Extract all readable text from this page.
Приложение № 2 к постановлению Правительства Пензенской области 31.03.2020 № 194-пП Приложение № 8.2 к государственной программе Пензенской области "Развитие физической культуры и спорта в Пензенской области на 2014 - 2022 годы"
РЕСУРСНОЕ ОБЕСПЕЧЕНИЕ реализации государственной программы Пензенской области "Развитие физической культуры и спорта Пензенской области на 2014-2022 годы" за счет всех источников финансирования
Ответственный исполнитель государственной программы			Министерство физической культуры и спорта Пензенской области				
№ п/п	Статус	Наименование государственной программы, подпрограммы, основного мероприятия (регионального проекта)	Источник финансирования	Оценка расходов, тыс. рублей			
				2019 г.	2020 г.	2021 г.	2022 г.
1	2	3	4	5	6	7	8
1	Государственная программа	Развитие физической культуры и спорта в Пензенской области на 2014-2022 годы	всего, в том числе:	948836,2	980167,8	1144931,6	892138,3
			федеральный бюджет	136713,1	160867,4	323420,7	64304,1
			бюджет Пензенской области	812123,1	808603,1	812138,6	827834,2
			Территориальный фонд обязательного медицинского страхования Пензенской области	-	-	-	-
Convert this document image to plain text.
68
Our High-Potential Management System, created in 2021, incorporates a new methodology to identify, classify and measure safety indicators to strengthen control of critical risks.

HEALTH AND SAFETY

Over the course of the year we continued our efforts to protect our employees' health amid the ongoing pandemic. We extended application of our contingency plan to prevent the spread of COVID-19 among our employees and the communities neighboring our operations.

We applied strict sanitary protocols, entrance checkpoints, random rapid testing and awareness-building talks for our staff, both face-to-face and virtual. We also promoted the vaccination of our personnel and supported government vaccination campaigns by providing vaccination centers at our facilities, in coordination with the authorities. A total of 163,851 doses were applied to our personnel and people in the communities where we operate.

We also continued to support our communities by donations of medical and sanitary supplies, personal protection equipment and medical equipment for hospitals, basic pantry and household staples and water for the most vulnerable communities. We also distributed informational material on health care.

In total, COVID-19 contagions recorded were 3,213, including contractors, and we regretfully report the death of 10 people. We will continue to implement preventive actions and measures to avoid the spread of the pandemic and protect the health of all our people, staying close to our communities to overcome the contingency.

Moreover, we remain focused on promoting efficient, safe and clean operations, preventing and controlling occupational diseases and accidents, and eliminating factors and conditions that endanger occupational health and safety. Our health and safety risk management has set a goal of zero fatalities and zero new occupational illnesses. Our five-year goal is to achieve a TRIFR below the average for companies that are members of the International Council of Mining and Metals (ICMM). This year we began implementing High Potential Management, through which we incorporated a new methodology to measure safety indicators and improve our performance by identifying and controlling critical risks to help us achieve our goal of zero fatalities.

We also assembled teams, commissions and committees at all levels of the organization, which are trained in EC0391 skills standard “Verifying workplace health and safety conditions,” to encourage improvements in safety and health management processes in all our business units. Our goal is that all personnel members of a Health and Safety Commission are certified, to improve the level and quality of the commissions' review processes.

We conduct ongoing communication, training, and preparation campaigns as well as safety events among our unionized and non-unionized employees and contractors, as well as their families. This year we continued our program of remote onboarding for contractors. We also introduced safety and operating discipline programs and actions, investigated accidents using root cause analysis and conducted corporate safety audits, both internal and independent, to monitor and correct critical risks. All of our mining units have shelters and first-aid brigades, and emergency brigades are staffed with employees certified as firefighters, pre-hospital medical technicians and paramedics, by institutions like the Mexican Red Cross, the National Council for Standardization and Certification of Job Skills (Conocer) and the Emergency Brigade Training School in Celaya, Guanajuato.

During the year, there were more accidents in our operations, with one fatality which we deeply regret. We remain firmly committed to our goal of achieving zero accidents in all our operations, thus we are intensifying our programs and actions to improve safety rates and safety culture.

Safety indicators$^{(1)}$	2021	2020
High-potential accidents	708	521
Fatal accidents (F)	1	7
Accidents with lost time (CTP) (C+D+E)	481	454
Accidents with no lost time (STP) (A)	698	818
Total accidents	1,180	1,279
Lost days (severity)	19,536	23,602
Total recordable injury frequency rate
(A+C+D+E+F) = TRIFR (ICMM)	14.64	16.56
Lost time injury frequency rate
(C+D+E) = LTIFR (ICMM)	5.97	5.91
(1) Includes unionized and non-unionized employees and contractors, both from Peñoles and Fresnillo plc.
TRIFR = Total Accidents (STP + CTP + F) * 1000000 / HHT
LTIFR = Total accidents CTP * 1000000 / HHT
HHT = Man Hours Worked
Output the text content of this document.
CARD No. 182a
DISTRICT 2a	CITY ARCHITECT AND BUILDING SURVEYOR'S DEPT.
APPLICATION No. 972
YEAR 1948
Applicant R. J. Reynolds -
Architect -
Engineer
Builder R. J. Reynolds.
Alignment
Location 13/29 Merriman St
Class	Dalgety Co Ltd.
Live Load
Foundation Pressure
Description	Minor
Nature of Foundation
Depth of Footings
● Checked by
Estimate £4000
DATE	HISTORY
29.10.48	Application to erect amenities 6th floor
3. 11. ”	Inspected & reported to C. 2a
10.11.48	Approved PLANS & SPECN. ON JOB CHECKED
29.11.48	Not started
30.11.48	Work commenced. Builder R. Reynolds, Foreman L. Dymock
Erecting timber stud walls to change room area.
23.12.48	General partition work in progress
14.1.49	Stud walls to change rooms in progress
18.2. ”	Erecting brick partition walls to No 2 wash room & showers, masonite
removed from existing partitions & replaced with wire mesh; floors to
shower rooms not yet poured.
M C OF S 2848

━━━

# GIVEN EXERCISE
Going through the entries above, tally each line that has the word "progress". Answer with the number only.

# EXERCISE ANSWER
2